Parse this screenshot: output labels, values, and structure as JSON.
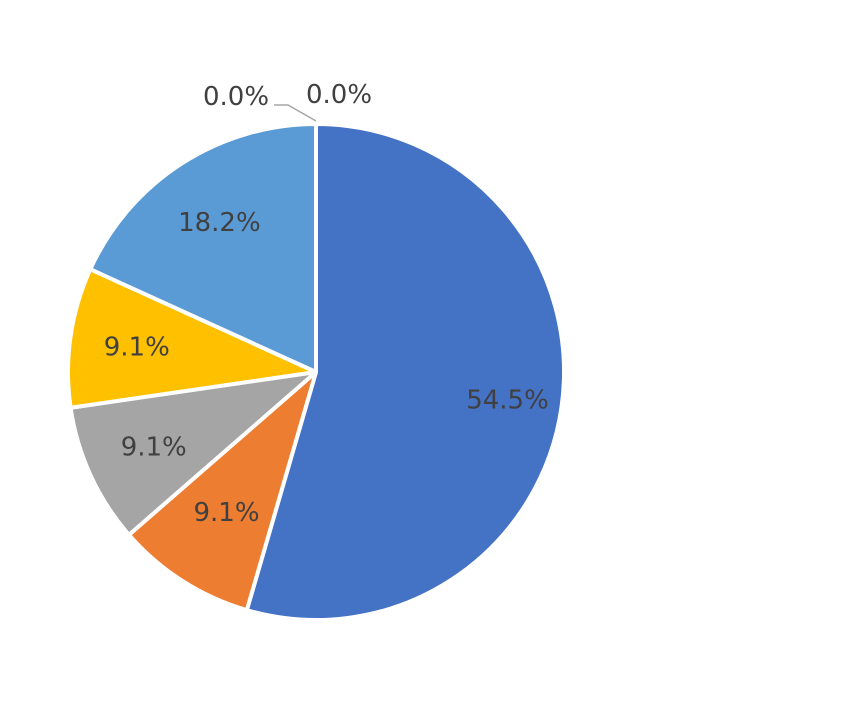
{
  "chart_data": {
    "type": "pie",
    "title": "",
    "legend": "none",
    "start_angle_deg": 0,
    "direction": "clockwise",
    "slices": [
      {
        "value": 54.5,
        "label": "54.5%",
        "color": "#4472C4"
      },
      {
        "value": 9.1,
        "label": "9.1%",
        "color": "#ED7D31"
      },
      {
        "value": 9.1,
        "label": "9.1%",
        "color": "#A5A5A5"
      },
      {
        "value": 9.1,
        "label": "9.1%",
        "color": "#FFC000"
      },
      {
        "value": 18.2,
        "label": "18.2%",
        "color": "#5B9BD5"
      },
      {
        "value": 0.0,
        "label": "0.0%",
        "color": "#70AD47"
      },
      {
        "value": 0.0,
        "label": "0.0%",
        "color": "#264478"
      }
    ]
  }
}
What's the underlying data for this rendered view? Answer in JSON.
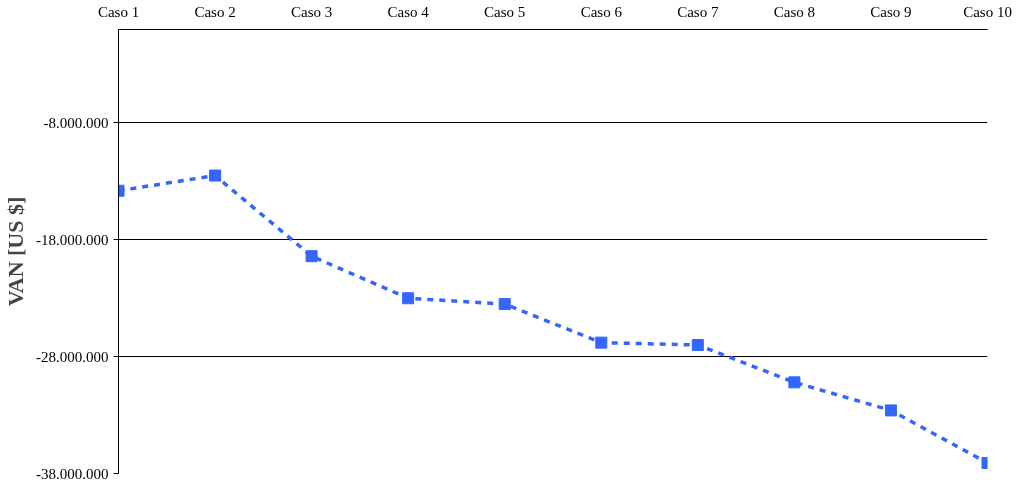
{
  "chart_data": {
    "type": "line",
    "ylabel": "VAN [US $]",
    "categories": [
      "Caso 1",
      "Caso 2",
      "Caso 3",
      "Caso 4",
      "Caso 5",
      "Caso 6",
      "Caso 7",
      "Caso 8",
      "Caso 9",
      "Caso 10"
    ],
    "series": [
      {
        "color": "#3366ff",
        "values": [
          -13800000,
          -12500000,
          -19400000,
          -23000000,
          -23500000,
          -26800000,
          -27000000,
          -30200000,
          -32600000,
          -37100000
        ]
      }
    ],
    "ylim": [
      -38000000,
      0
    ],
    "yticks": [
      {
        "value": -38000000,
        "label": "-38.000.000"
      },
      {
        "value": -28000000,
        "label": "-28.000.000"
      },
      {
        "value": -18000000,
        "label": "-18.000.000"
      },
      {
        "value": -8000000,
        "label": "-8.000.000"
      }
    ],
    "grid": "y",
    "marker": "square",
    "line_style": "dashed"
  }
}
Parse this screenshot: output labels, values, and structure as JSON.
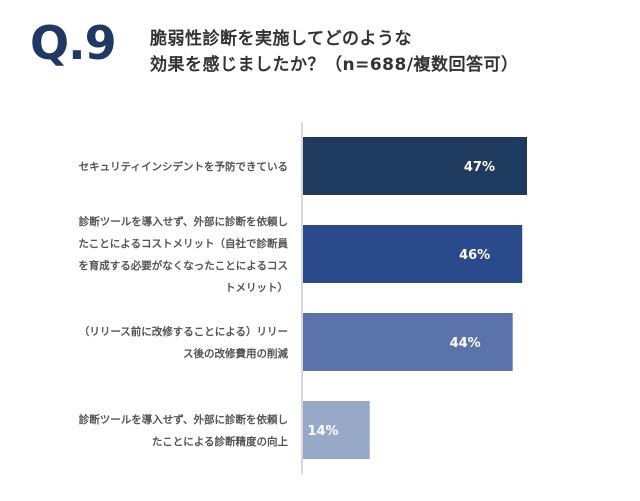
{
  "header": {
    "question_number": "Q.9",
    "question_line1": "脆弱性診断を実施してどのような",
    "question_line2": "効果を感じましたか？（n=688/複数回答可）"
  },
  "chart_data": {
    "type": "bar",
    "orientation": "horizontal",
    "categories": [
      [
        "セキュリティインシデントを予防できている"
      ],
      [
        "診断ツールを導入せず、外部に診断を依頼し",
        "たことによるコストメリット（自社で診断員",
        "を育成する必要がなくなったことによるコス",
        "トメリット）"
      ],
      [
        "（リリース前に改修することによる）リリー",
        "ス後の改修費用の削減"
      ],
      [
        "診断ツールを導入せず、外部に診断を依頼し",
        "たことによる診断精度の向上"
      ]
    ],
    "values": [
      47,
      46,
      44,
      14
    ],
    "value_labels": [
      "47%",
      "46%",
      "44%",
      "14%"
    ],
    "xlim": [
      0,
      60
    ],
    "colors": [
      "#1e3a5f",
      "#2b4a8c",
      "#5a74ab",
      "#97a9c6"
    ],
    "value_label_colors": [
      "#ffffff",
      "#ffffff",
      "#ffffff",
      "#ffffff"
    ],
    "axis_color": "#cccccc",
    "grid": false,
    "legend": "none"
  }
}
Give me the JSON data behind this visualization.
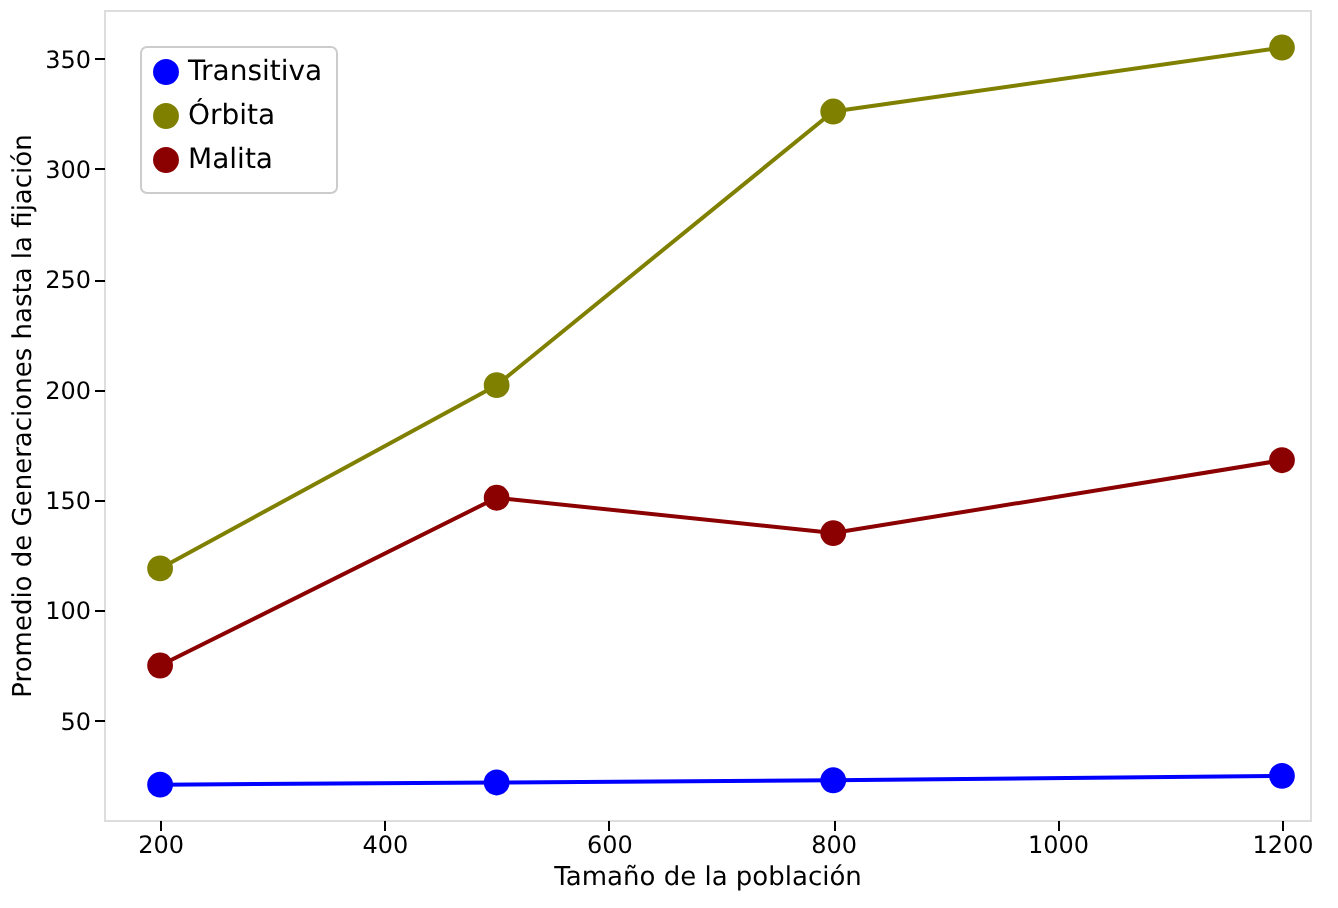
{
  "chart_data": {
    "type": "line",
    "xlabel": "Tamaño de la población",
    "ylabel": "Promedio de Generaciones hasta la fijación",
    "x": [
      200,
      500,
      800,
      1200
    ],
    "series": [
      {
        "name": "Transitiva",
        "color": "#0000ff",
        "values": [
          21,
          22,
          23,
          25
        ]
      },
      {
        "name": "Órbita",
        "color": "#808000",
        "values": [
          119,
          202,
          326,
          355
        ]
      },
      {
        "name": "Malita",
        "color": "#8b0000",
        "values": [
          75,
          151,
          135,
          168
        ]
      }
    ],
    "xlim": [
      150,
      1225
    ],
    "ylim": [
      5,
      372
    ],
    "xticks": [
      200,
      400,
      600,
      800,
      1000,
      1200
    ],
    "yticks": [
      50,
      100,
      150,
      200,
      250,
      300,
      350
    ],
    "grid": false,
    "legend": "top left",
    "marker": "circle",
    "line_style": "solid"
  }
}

- - -

> _Work to be completed_
Only a number is wanted: how many lines of the material include the word "type".

> _Final result_
4